**YOUR OBJECTIVE**
How many lines in the listing below include the word "Soovitame"? Answer with the number and nothing else.

**DATA IN THIS EXERCISE**
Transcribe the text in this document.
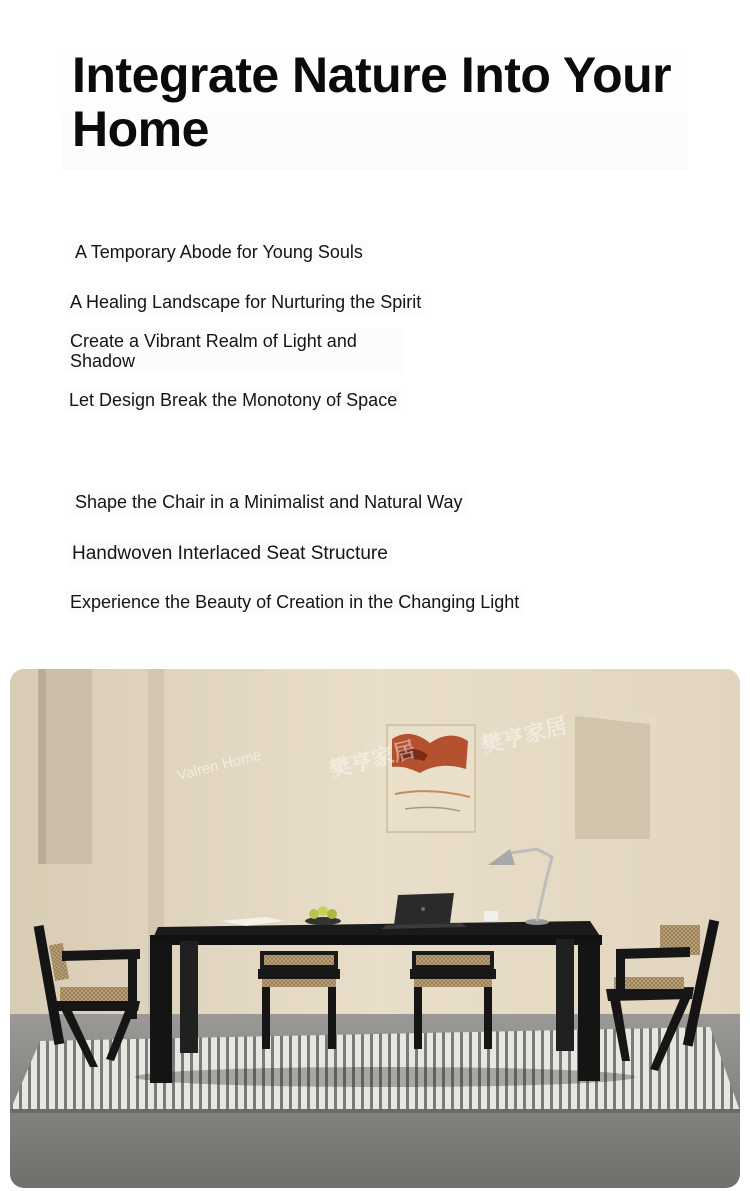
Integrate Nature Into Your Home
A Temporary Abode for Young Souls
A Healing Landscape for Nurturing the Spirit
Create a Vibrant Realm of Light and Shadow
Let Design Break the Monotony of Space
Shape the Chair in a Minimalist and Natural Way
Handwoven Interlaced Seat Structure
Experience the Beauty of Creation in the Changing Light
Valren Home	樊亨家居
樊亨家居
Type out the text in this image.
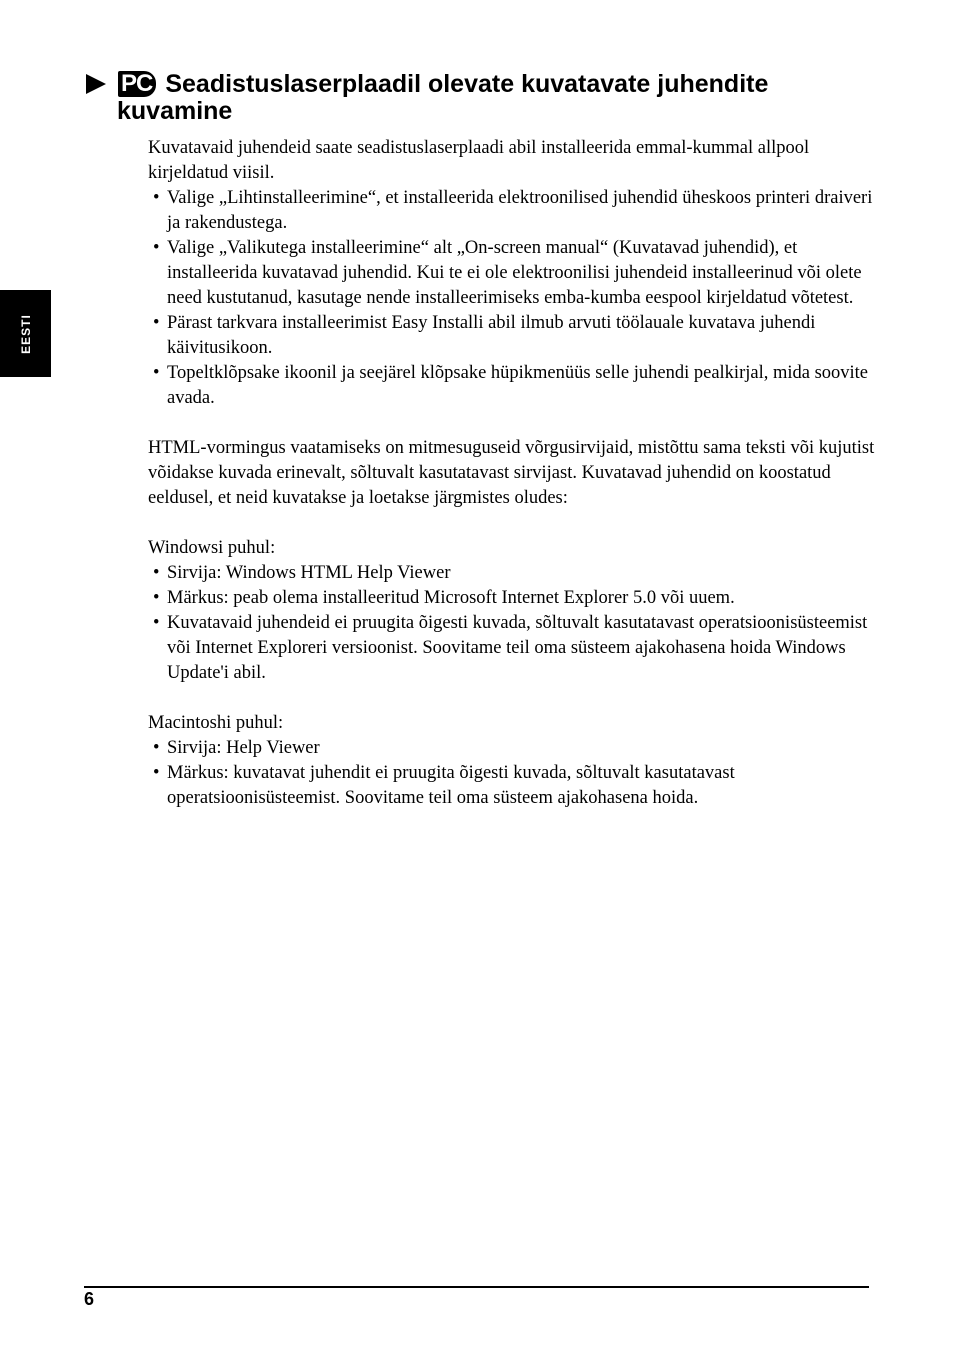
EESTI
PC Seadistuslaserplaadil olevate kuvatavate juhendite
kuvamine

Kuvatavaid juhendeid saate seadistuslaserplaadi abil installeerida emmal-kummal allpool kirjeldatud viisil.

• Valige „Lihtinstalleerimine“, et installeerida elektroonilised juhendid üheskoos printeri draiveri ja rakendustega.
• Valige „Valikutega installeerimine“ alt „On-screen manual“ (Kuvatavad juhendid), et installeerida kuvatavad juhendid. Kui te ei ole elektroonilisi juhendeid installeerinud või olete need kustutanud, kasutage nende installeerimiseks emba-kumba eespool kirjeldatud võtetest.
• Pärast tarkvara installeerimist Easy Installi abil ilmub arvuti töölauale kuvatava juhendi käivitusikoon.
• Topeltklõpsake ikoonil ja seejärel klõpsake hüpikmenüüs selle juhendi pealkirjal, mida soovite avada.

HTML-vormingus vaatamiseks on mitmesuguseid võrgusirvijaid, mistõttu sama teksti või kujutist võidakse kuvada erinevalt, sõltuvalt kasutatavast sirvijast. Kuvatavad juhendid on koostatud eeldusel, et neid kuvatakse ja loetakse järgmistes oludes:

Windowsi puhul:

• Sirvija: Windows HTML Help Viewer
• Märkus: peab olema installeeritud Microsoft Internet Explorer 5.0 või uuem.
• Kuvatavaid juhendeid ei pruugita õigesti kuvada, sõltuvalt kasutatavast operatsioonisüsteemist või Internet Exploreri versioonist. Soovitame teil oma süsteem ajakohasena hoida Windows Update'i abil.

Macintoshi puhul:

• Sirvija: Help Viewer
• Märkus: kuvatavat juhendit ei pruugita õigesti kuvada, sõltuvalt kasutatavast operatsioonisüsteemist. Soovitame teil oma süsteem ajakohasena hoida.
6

...

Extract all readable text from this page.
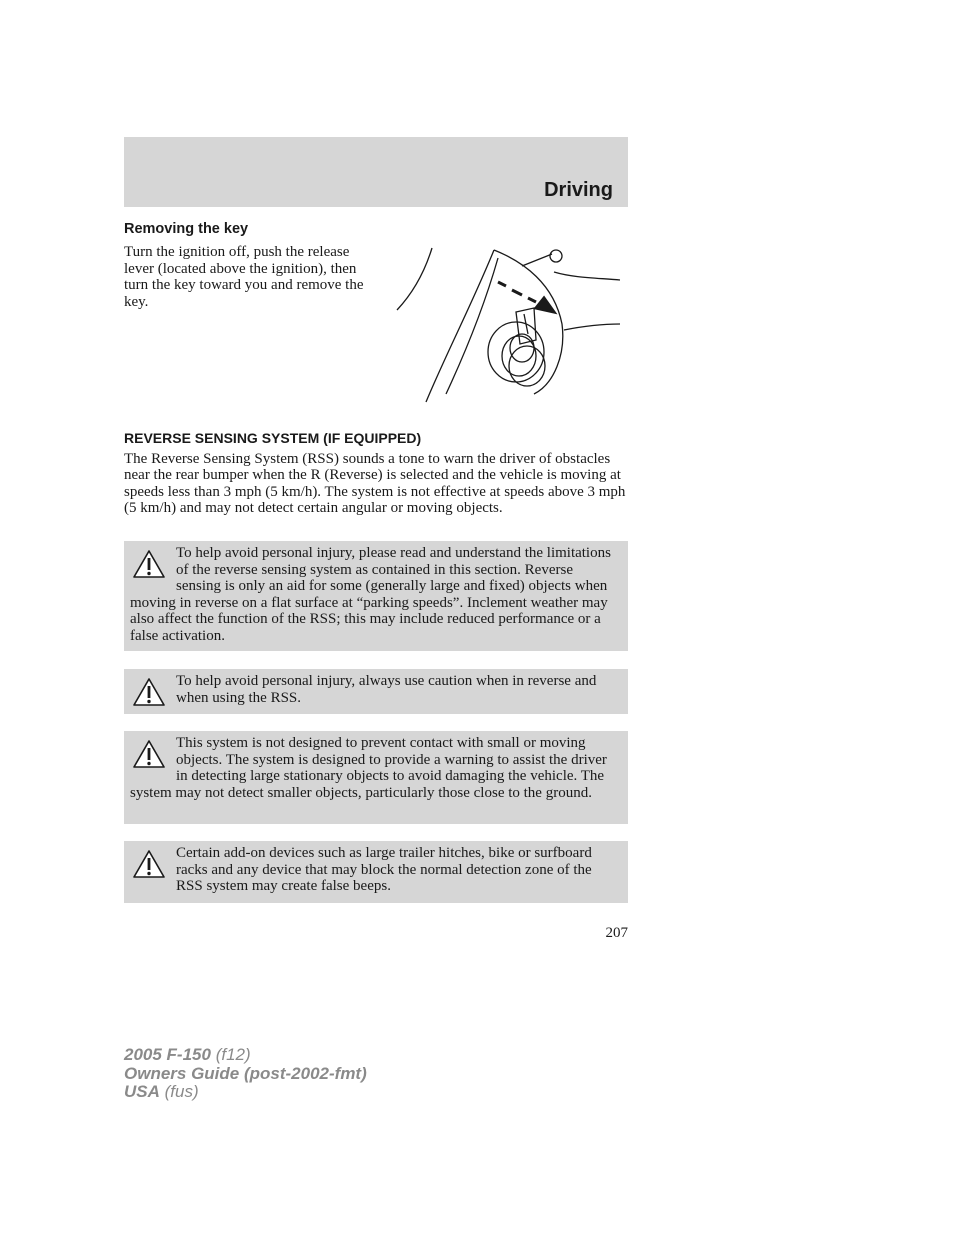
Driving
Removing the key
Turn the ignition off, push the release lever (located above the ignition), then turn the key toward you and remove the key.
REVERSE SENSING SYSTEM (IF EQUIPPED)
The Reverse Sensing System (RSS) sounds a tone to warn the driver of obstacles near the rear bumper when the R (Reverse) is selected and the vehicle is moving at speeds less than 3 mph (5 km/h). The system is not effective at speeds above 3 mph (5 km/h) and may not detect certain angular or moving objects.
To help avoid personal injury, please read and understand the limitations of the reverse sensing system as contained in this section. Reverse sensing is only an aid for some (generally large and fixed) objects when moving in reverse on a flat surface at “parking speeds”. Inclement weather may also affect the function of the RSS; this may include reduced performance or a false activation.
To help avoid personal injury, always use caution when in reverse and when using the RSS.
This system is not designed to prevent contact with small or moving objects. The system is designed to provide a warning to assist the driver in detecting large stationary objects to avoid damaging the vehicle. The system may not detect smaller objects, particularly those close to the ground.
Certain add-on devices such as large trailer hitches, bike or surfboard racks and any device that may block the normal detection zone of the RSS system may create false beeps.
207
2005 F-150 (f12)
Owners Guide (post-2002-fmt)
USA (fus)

==

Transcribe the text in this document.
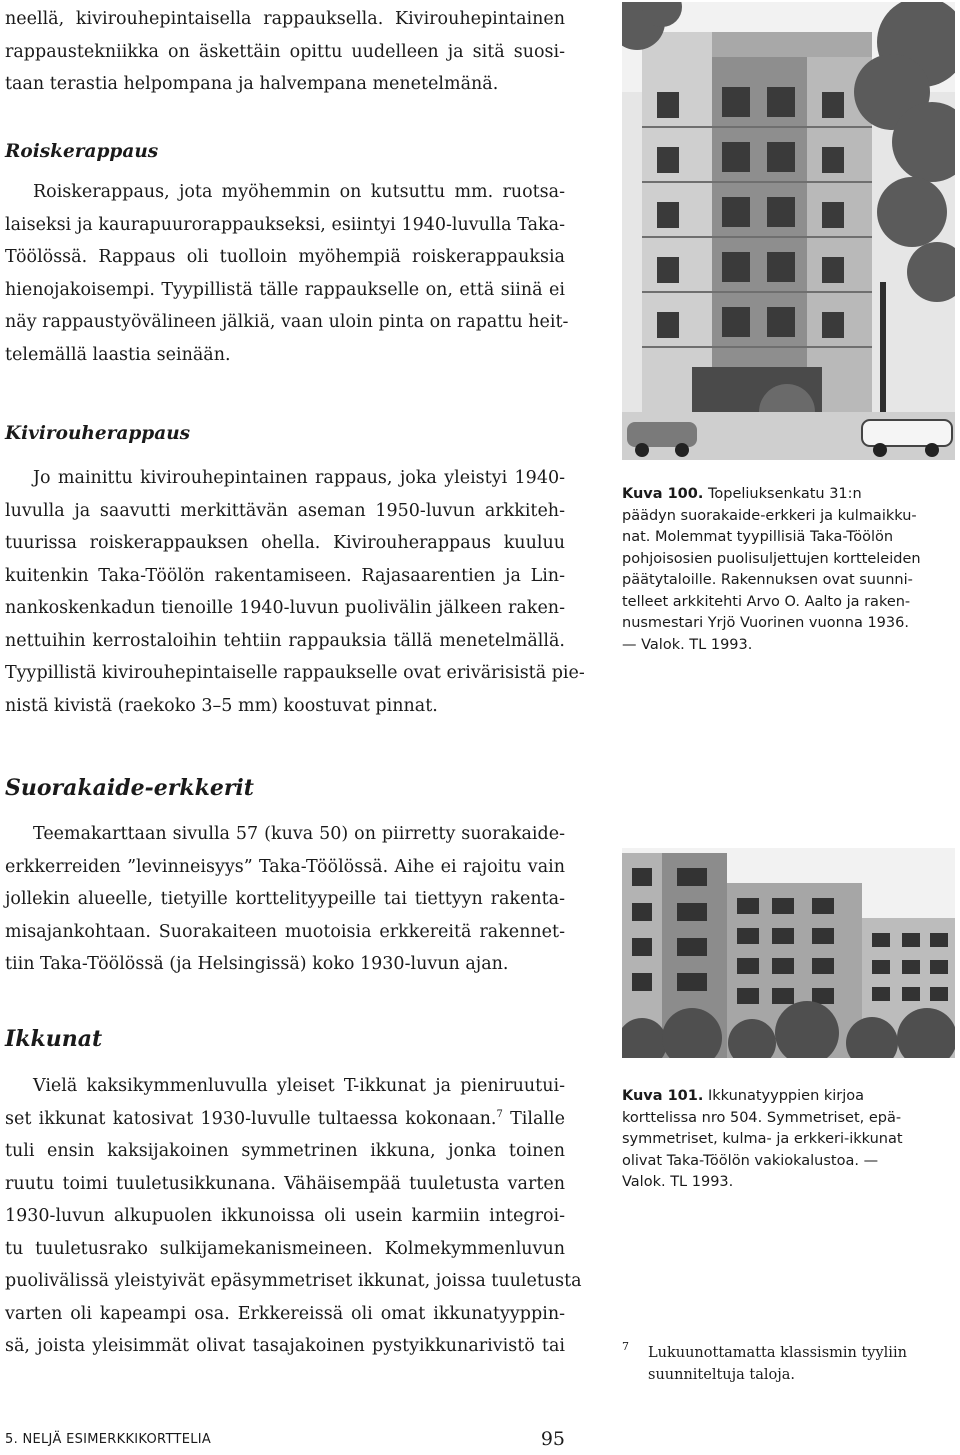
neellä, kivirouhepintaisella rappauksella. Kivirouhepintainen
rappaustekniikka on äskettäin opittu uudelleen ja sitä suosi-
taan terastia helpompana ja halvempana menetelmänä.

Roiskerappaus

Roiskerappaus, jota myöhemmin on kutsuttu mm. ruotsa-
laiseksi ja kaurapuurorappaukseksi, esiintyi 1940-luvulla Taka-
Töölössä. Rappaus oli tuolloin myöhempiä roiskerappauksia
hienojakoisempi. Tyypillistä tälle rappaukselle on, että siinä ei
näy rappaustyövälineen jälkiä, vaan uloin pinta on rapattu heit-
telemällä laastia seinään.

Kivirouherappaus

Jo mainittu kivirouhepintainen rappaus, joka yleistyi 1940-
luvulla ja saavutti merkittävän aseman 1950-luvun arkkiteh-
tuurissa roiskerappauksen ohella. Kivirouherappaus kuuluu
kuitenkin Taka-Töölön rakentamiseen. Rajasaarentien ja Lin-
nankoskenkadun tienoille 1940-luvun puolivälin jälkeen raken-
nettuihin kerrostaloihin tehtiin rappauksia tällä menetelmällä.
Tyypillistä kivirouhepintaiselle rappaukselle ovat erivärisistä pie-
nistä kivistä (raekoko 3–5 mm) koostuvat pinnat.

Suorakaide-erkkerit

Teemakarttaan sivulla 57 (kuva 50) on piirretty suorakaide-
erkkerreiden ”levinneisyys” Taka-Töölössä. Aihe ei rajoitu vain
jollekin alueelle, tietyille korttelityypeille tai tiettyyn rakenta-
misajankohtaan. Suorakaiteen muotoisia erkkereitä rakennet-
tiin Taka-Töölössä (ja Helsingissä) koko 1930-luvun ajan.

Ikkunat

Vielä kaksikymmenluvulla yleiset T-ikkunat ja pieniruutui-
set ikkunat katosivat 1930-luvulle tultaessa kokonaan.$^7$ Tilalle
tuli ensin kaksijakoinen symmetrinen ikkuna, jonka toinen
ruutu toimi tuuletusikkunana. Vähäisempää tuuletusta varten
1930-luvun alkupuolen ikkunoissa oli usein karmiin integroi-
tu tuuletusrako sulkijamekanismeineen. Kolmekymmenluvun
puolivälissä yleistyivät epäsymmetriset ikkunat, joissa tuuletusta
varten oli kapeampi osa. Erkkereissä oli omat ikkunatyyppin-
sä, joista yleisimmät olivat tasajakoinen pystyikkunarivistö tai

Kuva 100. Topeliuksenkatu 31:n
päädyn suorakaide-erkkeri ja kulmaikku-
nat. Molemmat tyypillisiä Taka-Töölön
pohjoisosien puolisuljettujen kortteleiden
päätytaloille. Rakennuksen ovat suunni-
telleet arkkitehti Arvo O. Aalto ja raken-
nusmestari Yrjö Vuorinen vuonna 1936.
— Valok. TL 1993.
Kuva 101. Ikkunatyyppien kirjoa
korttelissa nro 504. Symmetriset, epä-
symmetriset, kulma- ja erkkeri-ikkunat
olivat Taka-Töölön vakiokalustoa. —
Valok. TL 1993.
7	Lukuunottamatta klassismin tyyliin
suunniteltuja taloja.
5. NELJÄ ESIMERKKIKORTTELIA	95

**RESULT**
2